§ TASK OBJECTIVE
Go through the listing beneath this task and return every line that carries the string "arrow".

• • • • • • •

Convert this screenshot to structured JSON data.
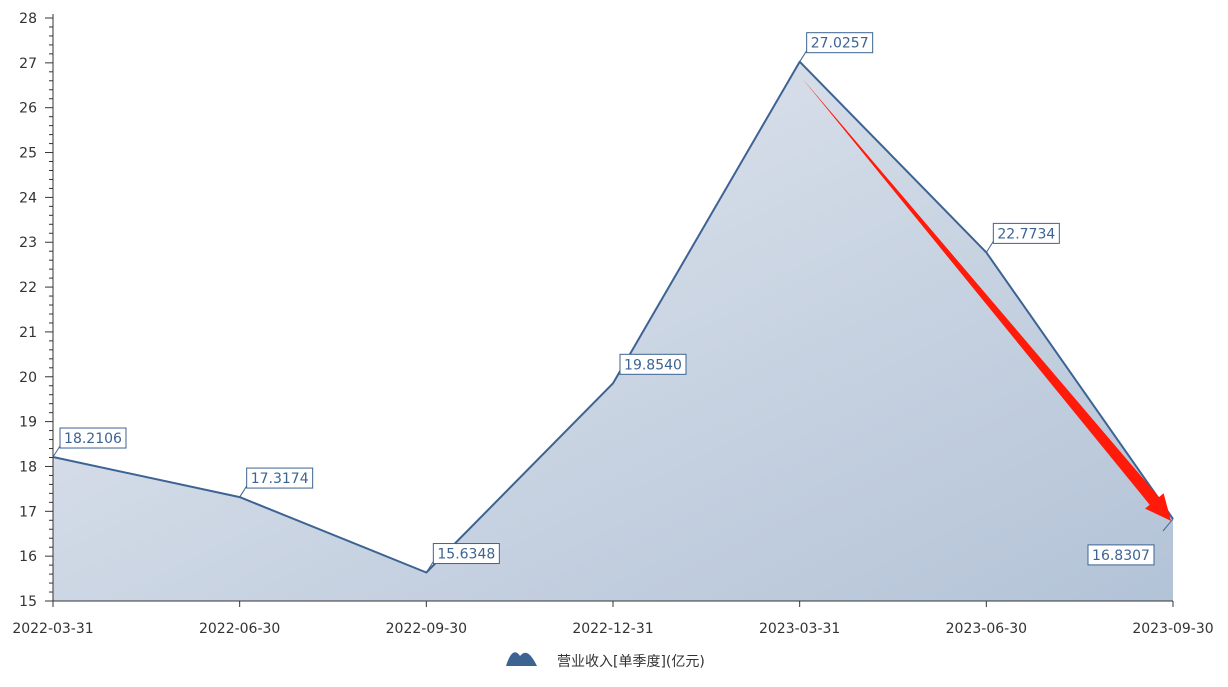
{
  "chart_data": {
    "type": "area",
    "categories": [
      "2022-03-31",
      "2022-06-30",
      "2022-09-30",
      "2022-12-31",
      "2023-03-31",
      "2023-06-30",
      "2023-09-30"
    ],
    "series": [
      {
        "name": "营业收入[单季度](亿元)",
        "values": [
          18.2106,
          17.3174,
          15.6348,
          19.854,
          27.0257,
          22.7734,
          16.8307
        ],
        "labels": [
          "18.2106",
          "17.3174",
          "15.6348",
          "19.8540",
          "27.0257",
          "22.7734",
          "16.8307"
        ]
      }
    ],
    "ylim": [
      15,
      28
    ],
    "yticks": [
      "15",
      "16",
      "17",
      "18",
      "19",
      "20",
      "21",
      "22",
      "23",
      "24",
      "25",
      "26",
      "27",
      "28"
    ],
    "legend_position": "bottom-center",
    "grid": false,
    "annotation": "red arrow pointing down from 2023-03-31 to 2023-09-30"
  },
  "colors": {
    "line": "#3d6393",
    "area_light": "#e6eaf1",
    "area_dark": "#b3c3d7",
    "arrow": "#ff1a0a",
    "axis": "#333333",
    "label_text": "#3d6393"
  }
}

• • • • • • •

§ ANSWER
    "annotation": "red arrow pointing down from 2023-03-31 to 2023-09-30"
    "arrow": "#ff1a0a",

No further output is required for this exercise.